Collected data entries
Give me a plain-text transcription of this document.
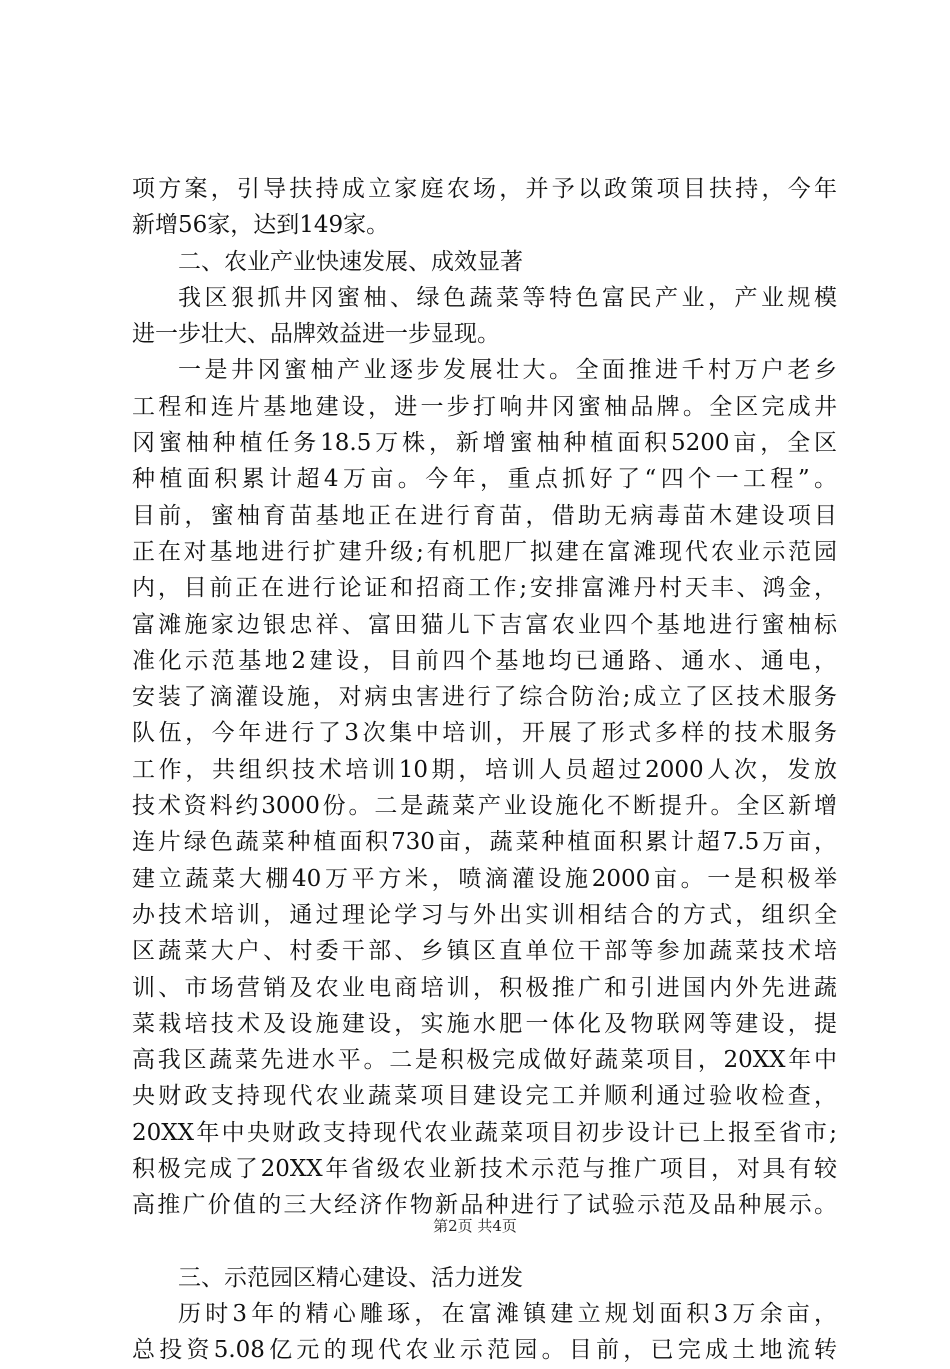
项方案，引导扶持成立家庭农场，并予以政策项目扶持，今年
新增56家，达到149家。
二、农业产业快速发展、成效显著
我区狠抓井冈蜜柚、绿色蔬菜等特色富民产业，产业规模
进一步壮大、品牌效益进一步显现。
一是井冈蜜柚产业逐步发展壮大。全面推进千村万户老乡
工程和连片基地建设，进一步打响井冈蜜柚品牌。全区完成井
冈蜜柚种植任务18.5万株，新增蜜柚种植面积5200亩，全区
种植面积累计超4万亩。今年，重点抓好了“四个一工程”。
目前，蜜柚育苗基地正在进行育苗，借助无病毒苗木建设项目
正在对基地进行扩建升级;有机肥厂拟建在富滩现代农业示范园
内，目前正在进行论证和招商工作;安排富滩丹村天丰、鸿金，
富滩施家边银忠祥、富田猫儿下吉富农业四个基地进行蜜柚标
准化示范基地2建设，目前四个基地均已通路、通水、通电，
安装了滴灌设施，对病虫害进行了综合防治;成立了区技术服务
队伍，今年进行了3次集中培训，开展了形式多样的技术服务
工作，共组织技术培训10期，培训人员超过2000人次，发放
技术资料约3000份。二是蔬菜产业设施化不断提升。全区新增
连片绿色蔬菜种植面积730亩，蔬菜种植面积累计超7.5万亩，
建立蔬菜大棚40万平方米，喷滴灌设施2000亩。一是积极举
办技术培训，通过理论学习与外出实训相结合的方式，组织全
区蔬菜大户、村委干部、乡镇区直单位干部等参加蔬菜技术培
训、市场营销及农业电商培训，积极推广和引进国内外先进蔬
菜栽培技术及设施建设，实施水肥一体化及物联网等建设，提
高我区蔬菜先进水平。二是积极完成做好蔬菜项目，20XX年中
央财政支持现代农业蔬菜项目建设完工并顺利通过验收检查，
20XX年中央财政支持现代农业蔬菜项目初步设计已上报至省市;
积极完成了20XX年省级农业新技术示范与推广项目，对具有较
高推广价值的三大经济作物新品种进行了试验示范及品种展示。
三、示范园区精心建设、活力迸发
历时3年的精心雕琢，在富滩镇建立规划面积3万余亩，
总投资5.08亿元的现代农业示范园。目前，已完成土地流转
第2页 共4页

● **Stated problem**
Without including any picture, repeat the data exactly.

● **Result for this task**
Give me a plain-text transcription of this document.
项方案，引导扶持成立家庭农场，并予以政策项目扶持，今年
新增56家，达到149家。
二、农业产业快速发展、成效显著
我区狠抓井冈蜜柚、绿色蔬菜等特色富民产业，产业规模
进一步壮大、品牌效益进一步显现。
一是井冈蜜柚产业逐步发展壮大。全面推进千村万户老乡
工程和连片基地建设，进一步打响井冈蜜柚品牌。全区完成井
冈蜜柚种植任务18.5万株，新增蜜柚种植面积5200亩，全区
种植面积累计超4万亩。今年，重点抓好了“四个一工程”。
目前，蜜柚育苗基地正在进行育苗，借助无病毒苗木建设项目
正在对基地进行扩建升级;有机肥厂拟建在富滩现代农业示范园
内，目前正在进行论证和招商工作;安排富滩丹村天丰、鸿金，
富滩施家边银忠祥、富田猫儿下吉富农业四个基地进行蜜柚标
准化示范基地2建设，目前四个基地均已通路、通水、通电，
安装了滴灌设施，对病虫害进行了综合防治;成立了区技术服务
队伍，今年进行了3次集中培训，开展了形式多样的技术服务
工作，共组织技术培训10期，培训人员超过2000人次，发放
技术资料约3000份。二是蔬菜产业设施化不断提升。全区新增
连片绿色蔬菜种植面积730亩，蔬菜种植面积累计超7.5万亩，
建立蔬菜大棚40万平方米，喷滴灌设施2000亩。一是积极举
办技术培训，通过理论学习与外出实训相结合的方式，组织全
区蔬菜大户、村委干部、乡镇区直单位干部等参加蔬菜技术培
训、市场营销及农业电商培训，积极推广和引进国内外先进蔬
菜栽培技术及设施建设，实施水肥一体化及物联网等建设，提
高我区蔬菜先进水平。二是积极完成做好蔬菜项目，20XX年中
央财政支持现代农业蔬菜项目建设完工并顺利通过验收检查，
20XX年中央财政支持现代农业蔬菜项目初步设计已上报至省市;
积极完成了20XX年省级农业新技术示范与推广项目，对具有较
高推广价值的三大经济作物新品种进行了试验示范及品种展示。
三、示范园区精心建设、活力迸发
历时3年的精心雕琢，在富滩镇建立规划面积3万余亩，
总投资5.08亿元的现代农业示范园。目前，已完成土地流转
第2页 共4页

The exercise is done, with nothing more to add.